#### [STATED GOAL]
In the entries, find all lines that hold the word "Virga" and copy them.

#### [THE INPUT]
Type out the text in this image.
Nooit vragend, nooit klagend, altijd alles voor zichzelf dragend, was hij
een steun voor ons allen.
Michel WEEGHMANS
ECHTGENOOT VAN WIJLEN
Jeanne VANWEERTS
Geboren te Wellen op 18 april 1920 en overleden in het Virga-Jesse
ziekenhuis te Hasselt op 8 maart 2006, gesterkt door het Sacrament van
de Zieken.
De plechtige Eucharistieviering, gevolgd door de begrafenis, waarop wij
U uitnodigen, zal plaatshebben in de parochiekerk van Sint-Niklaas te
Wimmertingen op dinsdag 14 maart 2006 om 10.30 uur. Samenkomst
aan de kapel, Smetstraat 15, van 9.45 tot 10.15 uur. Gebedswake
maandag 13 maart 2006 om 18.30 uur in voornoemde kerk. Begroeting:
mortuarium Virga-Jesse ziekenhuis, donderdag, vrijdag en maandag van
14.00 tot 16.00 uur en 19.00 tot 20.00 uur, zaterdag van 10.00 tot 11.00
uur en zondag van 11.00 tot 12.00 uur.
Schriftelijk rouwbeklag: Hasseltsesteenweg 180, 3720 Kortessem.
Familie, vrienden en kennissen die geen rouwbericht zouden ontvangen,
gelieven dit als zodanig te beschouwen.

#### [ANSWER TO THE EXERCISE]
Geboren te Wellen op 18 april 1920 en overleden in het Virga-Jesse
mortuarium Virga-Jesse ziekenhuis, donderdag, vrijdag en maandag van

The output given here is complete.